EXERCISE AIM. Print out every record exactly as it appears.

SUPPLIED RECORDS.
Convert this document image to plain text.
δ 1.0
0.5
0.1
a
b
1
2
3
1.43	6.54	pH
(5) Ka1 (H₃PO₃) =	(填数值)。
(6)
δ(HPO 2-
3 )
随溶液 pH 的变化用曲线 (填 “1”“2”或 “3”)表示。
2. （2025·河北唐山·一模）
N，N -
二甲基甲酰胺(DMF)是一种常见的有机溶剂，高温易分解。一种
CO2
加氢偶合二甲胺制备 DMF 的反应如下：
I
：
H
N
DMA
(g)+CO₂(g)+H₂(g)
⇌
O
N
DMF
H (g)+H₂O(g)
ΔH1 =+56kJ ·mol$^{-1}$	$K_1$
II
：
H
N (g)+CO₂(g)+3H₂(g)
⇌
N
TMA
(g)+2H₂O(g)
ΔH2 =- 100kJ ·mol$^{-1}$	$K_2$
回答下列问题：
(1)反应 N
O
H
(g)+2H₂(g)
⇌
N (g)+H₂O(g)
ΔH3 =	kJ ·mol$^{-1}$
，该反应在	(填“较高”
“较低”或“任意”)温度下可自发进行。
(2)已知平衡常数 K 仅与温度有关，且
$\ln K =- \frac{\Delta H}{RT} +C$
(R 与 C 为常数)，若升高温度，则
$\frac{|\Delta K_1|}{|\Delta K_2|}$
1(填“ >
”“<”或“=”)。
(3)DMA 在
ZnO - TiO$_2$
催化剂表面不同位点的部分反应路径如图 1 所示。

CORRECT RESULT.
Convert this document image to plain text.
δ 1.0
0.5
0.1
a
b
1
2
3
1.43	6.54	pH
(5) Ka1 (H₃PO₃) =	(填数值)。
(6)
δ(HPO 2-
3 )
随溶液 pH 的变化用曲线 (填 “1”“2”或 “3”)表示。
2. （2025·河北唐山·一模）
N，N -
二甲基甲酰胺(DMF)是一种常见的有机溶剂，高温易分解。一种
CO2
加氢偶合二甲胺制备 DMF 的反应如下：
I
：
H
N
DMA
(g)+CO₂(g)+H₂(g)
⇌
O
N
DMF
H (g)+H₂O(g)
ΔH1 =+56kJ ·mol$^{-1}$	$K_1$
II
：
H
N (g)+CO₂(g)+3H₂(g)
⇌
N
TMA
(g)+2H₂O(g)
ΔH2 =- 100kJ ·mol$^{-1}$	$K_2$
回答下列问题：
(1)反应 N
O
H
(g)+2H₂(g)
⇌
N (g)+H₂O(g)
ΔH3 =	kJ ·mol$^{-1}$
，该反应在	(填“较高”
“较低”或“任意”)温度下可自发进行。
(2)已知平衡常数 K 仅与温度有关，且
$\ln K =- \frac{\Delta H}{RT} +C$
(R 与 C 为常数)，若升高温度，则
$\frac{|\Delta K_1|}{|\Delta K_2|}$
1(填“ >
”“<”或“=”)。
(3)DMA 在
ZnO - TiO$_2$
催化剂表面不同位点的部分反应路径如图 1 所示。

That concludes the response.